### EXERCISE TASK
Count, in the entries below, the lines in which "JSON" occurs. Give the number, nothing more.

** BEGIN SUPPLIED ENTRIES **

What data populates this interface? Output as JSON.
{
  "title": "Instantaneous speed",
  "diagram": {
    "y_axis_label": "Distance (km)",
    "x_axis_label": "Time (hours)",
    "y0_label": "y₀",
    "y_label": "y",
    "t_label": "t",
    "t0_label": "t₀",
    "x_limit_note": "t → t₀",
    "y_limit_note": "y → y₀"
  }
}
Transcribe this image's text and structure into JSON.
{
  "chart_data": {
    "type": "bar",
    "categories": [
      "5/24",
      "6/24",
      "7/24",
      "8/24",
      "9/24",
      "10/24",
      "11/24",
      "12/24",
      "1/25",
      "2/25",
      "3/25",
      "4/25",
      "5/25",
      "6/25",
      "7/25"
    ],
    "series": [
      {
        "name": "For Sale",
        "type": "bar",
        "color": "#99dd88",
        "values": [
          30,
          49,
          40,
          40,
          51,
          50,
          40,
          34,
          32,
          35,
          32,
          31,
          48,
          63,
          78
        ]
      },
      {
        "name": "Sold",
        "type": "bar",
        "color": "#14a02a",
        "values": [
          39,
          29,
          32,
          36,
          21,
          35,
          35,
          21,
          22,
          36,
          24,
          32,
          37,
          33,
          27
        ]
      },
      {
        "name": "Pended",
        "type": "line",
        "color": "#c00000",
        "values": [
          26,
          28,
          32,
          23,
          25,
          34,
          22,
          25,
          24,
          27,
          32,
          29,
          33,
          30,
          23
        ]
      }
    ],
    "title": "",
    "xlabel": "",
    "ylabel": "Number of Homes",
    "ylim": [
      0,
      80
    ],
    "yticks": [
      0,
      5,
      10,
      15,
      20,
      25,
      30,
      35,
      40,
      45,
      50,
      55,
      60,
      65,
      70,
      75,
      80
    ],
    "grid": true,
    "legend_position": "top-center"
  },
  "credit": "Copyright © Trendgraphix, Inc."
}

** END SUPPLIED ENTRIES **
** BEGIN SUPPLIED ENTRIES **

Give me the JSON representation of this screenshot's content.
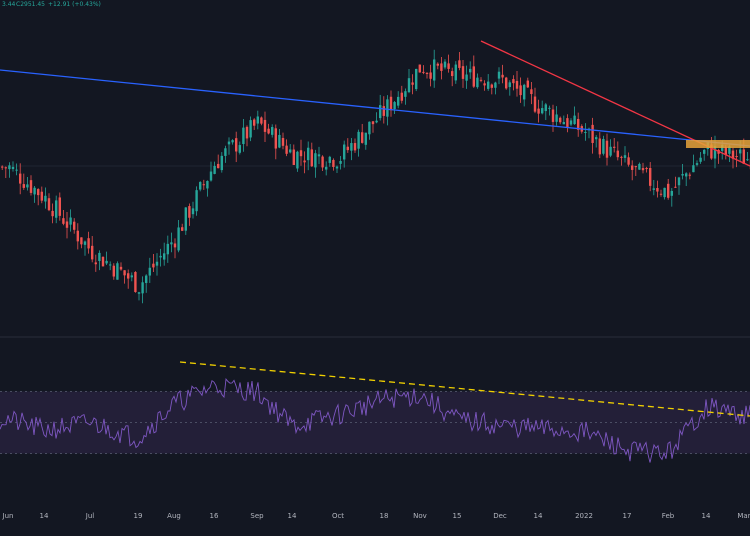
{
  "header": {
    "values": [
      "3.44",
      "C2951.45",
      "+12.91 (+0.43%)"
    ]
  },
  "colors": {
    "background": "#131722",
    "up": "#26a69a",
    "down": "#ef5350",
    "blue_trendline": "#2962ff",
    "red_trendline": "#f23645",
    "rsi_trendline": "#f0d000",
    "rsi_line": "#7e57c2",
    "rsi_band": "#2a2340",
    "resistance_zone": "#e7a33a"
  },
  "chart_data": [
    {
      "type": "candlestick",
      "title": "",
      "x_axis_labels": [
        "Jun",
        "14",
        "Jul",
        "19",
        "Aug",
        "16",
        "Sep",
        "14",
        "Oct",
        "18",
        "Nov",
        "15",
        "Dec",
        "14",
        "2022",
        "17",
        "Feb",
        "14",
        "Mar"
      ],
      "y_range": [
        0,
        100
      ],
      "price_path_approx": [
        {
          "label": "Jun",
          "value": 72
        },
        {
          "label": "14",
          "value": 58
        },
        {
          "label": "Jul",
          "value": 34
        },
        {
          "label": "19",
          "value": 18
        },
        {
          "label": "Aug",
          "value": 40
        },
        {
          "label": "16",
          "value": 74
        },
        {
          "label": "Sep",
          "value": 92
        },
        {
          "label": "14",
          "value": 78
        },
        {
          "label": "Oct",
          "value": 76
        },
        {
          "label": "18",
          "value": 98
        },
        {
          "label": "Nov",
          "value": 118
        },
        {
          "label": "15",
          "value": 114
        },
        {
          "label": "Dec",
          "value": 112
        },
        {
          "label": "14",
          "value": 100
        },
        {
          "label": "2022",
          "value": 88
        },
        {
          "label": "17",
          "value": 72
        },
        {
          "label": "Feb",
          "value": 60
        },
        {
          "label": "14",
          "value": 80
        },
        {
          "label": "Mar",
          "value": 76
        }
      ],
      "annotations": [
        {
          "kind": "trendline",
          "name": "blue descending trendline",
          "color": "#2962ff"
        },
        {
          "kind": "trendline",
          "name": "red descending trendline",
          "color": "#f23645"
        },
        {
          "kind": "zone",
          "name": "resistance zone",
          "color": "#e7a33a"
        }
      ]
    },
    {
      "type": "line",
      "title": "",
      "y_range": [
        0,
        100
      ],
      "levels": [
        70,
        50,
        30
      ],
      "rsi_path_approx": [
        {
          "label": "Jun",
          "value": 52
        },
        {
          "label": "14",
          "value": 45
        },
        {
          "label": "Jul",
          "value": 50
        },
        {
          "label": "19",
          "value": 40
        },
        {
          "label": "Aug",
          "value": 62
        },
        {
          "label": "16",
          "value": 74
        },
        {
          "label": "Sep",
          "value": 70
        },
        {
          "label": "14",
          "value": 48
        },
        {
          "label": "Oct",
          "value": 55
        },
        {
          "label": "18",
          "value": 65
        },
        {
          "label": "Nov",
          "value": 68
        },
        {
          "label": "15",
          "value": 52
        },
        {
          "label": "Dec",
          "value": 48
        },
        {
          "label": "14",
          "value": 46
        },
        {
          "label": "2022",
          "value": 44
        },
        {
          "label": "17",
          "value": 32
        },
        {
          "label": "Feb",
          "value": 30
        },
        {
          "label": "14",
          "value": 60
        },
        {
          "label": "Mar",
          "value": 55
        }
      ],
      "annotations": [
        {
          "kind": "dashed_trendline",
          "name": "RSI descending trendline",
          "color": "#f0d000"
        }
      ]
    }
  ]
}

** END SUPPLIED ENTRIES **
** BEGIN SUPPLIED ENTRIES **

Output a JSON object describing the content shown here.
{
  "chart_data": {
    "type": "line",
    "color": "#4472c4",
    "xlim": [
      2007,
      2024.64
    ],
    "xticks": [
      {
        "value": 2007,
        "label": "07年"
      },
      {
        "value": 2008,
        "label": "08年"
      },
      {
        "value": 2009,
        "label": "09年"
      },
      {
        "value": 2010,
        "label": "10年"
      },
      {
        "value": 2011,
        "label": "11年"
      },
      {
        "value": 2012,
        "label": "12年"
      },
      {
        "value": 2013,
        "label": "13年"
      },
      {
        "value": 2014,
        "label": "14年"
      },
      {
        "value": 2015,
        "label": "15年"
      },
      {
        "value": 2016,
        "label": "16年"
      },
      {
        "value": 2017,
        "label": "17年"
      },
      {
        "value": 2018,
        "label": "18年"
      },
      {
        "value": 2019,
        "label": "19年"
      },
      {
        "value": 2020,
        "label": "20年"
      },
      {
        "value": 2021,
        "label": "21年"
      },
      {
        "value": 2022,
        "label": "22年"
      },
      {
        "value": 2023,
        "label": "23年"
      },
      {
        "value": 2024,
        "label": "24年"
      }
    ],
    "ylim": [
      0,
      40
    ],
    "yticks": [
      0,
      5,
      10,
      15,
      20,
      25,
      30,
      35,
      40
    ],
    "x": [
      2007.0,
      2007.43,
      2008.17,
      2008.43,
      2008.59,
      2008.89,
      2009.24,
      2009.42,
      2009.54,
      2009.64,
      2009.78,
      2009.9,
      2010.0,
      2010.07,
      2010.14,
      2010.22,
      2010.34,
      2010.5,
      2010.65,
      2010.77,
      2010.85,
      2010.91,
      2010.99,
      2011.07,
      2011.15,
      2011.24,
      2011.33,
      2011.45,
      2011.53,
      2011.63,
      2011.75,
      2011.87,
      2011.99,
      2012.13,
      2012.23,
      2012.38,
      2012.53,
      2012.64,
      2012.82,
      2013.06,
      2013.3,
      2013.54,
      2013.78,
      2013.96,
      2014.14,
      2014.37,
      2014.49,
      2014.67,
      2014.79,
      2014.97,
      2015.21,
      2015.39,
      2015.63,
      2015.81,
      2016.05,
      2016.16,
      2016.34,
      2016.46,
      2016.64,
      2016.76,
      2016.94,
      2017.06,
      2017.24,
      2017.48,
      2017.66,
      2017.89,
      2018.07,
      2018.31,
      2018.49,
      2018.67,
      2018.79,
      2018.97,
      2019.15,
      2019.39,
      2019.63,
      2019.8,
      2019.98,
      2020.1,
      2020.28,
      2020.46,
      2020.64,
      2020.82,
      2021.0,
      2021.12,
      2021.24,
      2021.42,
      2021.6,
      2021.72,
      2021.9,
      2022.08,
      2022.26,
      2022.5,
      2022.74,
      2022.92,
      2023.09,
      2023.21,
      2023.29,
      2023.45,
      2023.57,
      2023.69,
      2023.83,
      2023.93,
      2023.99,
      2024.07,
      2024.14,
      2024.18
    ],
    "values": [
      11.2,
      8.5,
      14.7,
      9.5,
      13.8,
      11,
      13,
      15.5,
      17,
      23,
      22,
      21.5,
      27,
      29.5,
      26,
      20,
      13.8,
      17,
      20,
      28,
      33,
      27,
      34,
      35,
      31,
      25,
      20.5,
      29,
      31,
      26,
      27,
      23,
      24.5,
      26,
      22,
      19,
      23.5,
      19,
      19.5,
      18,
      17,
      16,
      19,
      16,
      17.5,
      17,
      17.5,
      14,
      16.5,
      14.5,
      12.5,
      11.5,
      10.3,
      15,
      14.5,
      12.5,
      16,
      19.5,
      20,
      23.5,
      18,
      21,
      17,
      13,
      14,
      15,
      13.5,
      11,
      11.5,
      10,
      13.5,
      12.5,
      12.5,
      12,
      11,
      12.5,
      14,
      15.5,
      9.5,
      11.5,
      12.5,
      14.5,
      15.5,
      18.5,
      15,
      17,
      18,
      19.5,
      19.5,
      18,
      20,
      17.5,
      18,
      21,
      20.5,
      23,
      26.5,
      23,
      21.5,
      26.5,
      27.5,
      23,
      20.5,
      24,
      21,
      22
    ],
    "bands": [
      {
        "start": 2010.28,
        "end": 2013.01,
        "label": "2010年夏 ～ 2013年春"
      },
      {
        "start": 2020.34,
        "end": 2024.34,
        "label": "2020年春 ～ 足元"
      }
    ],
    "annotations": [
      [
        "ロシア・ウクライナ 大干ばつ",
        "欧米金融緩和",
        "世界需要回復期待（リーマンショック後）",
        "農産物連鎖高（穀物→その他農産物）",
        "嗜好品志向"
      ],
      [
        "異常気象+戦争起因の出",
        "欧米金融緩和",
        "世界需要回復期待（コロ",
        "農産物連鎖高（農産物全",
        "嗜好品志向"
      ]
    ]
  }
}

** END SUPPLIED ENTRIES **

### EXPECTED ANSWER
4